╔══
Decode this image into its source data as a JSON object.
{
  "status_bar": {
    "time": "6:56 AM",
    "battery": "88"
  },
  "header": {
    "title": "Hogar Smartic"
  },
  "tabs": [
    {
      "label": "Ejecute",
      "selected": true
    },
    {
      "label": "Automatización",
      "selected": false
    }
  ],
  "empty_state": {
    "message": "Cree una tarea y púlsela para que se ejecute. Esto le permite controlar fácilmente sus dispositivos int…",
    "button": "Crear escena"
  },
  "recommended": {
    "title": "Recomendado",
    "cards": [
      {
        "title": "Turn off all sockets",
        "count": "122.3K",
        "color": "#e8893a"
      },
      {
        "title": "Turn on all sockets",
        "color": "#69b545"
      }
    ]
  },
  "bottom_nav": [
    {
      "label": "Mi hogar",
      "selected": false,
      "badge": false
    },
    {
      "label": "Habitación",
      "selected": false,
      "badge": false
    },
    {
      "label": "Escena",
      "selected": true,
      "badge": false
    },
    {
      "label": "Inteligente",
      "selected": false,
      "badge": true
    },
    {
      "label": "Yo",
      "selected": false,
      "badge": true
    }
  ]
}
╚══
→ To be done
Print the complete listing again, exactly as it stands.

→ Final result
Decode this image into its source data as a JSON object.
{
  "status_bar": {
    "time": "6:56 AM",
    "battery": "88"
  },
  "header": {
    "title": "Hogar Smartic"
  },
  "tabs": [
    {
      "label": "Ejecute",
      "selected": true
    },
    {
      "label": "Automatización",
      "selected": false
    }
  ],
  "empty_state": {
    "message": "Cree una tarea y púlsela para que se ejecute. Esto le permite controlar fácilmente sus dispositivos int…",
    "button": "Crear escena"
  },
  "recommended": {
    "title": "Recomendado",
    "cards": [
      {
        "title": "Turn off all sockets",
        "count": "122.3K",
        "color": "#e8893a"
      },
      {
        "title": "Turn on all sockets",
        "color": "#69b545"
      }
    ]
  },
  "bottom_nav": [
    {
      "label": "Mi hogar",
      "selected": false,
      "badge": false
    },
    {
      "label": "Habitación",
      "selected": false,
      "badge": false
    },
    {
      "label": "Escena",
      "selected": true,
      "badge": false
    },
    {
      "label": "Inteligente",
      "selected": false,
      "badge": true
    },
    {
      "label": "Yo",
      "selected": false,
      "badge": true
    }
  ]
}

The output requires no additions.